Dataset items:
************
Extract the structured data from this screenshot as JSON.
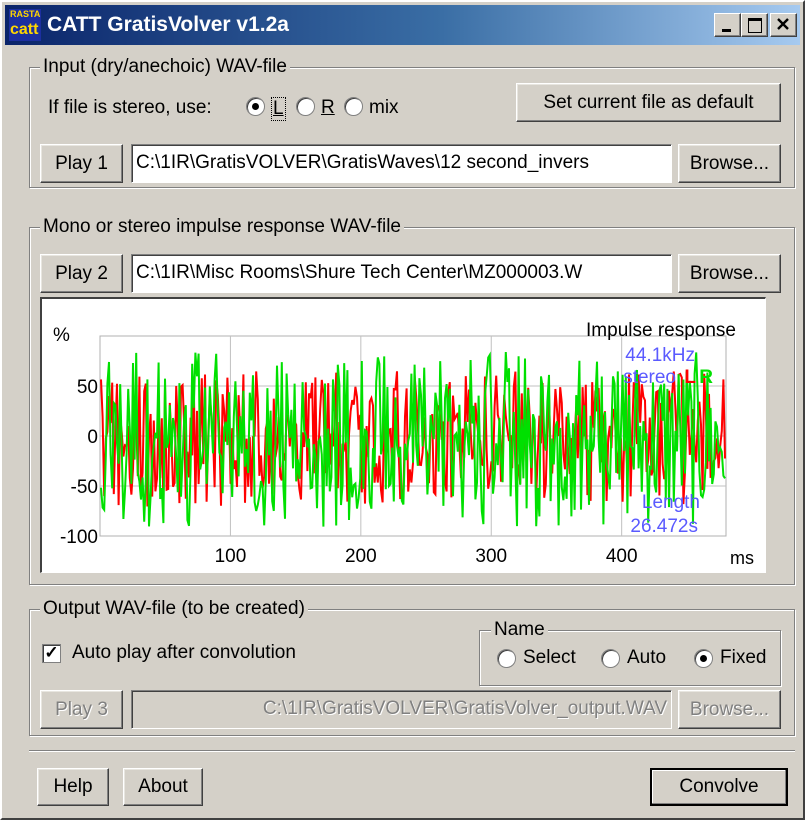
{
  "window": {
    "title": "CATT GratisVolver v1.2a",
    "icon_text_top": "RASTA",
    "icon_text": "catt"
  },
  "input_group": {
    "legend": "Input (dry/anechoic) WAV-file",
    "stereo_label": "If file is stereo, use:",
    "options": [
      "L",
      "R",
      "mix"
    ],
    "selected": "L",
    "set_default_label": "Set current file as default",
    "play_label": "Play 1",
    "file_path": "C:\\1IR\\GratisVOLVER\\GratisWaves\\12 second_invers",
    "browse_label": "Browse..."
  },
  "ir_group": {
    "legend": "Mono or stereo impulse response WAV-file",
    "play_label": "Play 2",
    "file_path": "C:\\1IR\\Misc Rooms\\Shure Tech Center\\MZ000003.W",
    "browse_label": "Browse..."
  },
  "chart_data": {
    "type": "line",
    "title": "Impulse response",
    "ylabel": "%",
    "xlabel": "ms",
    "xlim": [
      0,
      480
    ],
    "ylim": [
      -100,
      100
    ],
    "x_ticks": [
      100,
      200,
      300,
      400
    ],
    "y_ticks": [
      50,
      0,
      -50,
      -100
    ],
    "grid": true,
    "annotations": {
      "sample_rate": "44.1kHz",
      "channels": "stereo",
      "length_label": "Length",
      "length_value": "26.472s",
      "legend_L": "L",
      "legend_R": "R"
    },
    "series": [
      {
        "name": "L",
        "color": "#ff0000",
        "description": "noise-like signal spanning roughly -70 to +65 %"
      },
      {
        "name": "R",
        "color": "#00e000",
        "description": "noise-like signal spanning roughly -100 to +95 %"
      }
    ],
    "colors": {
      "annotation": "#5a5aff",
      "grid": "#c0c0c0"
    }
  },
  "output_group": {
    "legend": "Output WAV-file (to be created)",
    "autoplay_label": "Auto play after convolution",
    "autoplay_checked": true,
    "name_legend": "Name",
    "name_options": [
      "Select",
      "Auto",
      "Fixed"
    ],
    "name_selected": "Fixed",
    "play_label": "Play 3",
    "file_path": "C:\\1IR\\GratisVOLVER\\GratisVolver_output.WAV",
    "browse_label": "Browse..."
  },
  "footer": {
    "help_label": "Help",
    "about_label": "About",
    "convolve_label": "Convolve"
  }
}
************
THE TASK: From the listing above, print every entry precisely and drop the pictures.

RESULT:
Extract the structured data from this screenshot as JSON.
{
  "window": {
    "title": "CATT GratisVolver v1.2a",
    "icon_text_top": "RASTA",
    "icon_text": "catt"
  },
  "input_group": {
    "legend": "Input (dry/anechoic) WAV-file",
    "stereo_label": "If file is stereo, use:",
    "options": [
      "L",
      "R",
      "mix"
    ],
    "selected": "L",
    "set_default_label": "Set current file as default",
    "play_label": "Play 1",
    "file_path": "C:\\1IR\\GratisVOLVER\\GratisWaves\\12 second_invers",
    "browse_label": "Browse..."
  },
  "ir_group": {
    "legend": "Mono or stereo impulse response WAV-file",
    "play_label": "Play 2",
    "file_path": "C:\\1IR\\Misc Rooms\\Shure Tech Center\\MZ000003.W",
    "browse_label": "Browse..."
  },
  "chart_data": {
    "type": "line",
    "title": "Impulse response",
    "ylabel": "%",
    "xlabel": "ms",
    "xlim": [
      0,
      480
    ],
    "ylim": [
      -100,
      100
    ],
    "x_ticks": [
      100,
      200,
      300,
      400
    ],
    "y_ticks": [
      50,
      0,
      -50,
      -100
    ],
    "grid": true,
    "annotations": {
      "sample_rate": "44.1kHz",
      "channels": "stereo",
      "length_label": "Length",
      "length_value": "26.472s",
      "legend_L": "L",
      "legend_R": "R"
    },
    "series": [
      {
        "name": "L",
        "color": "#ff0000",
        "description": "noise-like signal spanning roughly -70 to +65 %"
      },
      {
        "name": "R",
        "color": "#00e000",
        "description": "noise-like signal spanning roughly -100 to +95 %"
      }
    ],
    "colors": {
      "annotation": "#5a5aff",
      "grid": "#c0c0c0"
    }
  },
  "output_group": {
    "legend": "Output WAV-file (to be created)",
    "autoplay_label": "Auto play after convolution",
    "autoplay_checked": true,
    "name_legend": "Name",
    "name_options": [
      "Select",
      "Auto",
      "Fixed"
    ],
    "name_selected": "Fixed",
    "play_label": "Play 3",
    "file_path": "C:\\1IR\\GratisVOLVER\\GratisVolver_output.WAV",
    "browse_label": "Browse..."
  },
  "footer": {
    "help_label": "Help",
    "about_label": "About",
    "convolve_label": "Convolve"
  }
}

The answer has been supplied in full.